■ Work task
The full data must be written out exactly, with every line included.

■ Data listing

::::

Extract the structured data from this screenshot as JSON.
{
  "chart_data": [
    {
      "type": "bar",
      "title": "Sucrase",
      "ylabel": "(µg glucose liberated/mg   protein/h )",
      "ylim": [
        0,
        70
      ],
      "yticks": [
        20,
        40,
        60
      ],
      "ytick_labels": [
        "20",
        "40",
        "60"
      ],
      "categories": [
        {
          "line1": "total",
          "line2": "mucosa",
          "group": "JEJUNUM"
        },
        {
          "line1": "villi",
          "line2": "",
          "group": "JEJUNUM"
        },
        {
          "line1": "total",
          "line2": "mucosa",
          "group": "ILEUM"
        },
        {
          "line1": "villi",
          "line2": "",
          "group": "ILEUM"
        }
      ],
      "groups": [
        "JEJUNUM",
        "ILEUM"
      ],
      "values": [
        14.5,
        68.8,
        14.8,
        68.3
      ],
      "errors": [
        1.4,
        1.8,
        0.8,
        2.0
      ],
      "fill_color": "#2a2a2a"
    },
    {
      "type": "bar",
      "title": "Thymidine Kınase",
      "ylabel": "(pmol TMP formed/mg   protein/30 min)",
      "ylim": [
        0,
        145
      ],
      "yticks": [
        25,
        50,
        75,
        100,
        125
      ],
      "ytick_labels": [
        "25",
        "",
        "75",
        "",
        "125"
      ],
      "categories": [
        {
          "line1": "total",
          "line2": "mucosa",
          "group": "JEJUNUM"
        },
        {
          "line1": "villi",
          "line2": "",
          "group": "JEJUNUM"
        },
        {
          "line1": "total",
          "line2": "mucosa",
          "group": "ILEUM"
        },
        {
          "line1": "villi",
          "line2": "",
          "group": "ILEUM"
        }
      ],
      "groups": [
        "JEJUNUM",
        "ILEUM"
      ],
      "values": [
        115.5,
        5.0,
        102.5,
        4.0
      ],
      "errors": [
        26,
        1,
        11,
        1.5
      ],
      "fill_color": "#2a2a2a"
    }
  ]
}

::::

■ Output of the task
Extract the structured data from this screenshot as JSON.
{
  "chart_data": [
    {
      "type": "bar",
      "title": "Sucrase",
      "ylabel": "(µg glucose liberated/mg   protein/h )",
      "ylim": [
        0,
        70
      ],
      "yticks": [
        20,
        40,
        60
      ],
      "ytick_labels": [
        "20",
        "40",
        "60"
      ],
      "categories": [
        {
          "line1": "total",
          "line2": "mucosa",
          "group": "JEJUNUM"
        },
        {
          "line1": "villi",
          "line2": "",
          "group": "JEJUNUM"
        },
        {
          "line1": "total",
          "line2": "mucosa",
          "group": "ILEUM"
        },
        {
          "line1": "villi",
          "line2": "",
          "group": "ILEUM"
        }
      ],
      "groups": [
        "JEJUNUM",
        "ILEUM"
      ],
      "values": [
        14.5,
        68.8,
        14.8,
        68.3
      ],
      "errors": [
        1.4,
        1.8,
        0.8,
        2.0
      ],
      "fill_color": "#2a2a2a"
    },
    {
      "type": "bar",
      "title": "Thymidine Kınase",
      "ylabel": "(pmol TMP formed/mg   protein/30 min)",
      "ylim": [
        0,
        145
      ],
      "yticks": [
        25,
        50,
        75,
        100,
        125
      ],
      "ytick_labels": [
        "25",
        "",
        "75",
        "",
        "125"
      ],
      "categories": [
        {
          "line1": "total",
          "line2": "mucosa",
          "group": "JEJUNUM"
        },
        {
          "line1": "villi",
          "line2": "",
          "group": "JEJUNUM"
        },
        {
          "line1": "total",
          "line2": "mucosa",
          "group": "ILEUM"
        },
        {
          "line1": "villi",
          "line2": "",
          "group": "ILEUM"
        }
      ],
      "groups": [
        "JEJUNUM",
        "ILEUM"
      ],
      "values": [
        115.5,
        5.0,
        102.5,
        4.0
      ],
      "errors": [
        26,
        1,
        11,
        1.5
      ],
      "fill_color": "#2a2a2a"
    }
  ]
}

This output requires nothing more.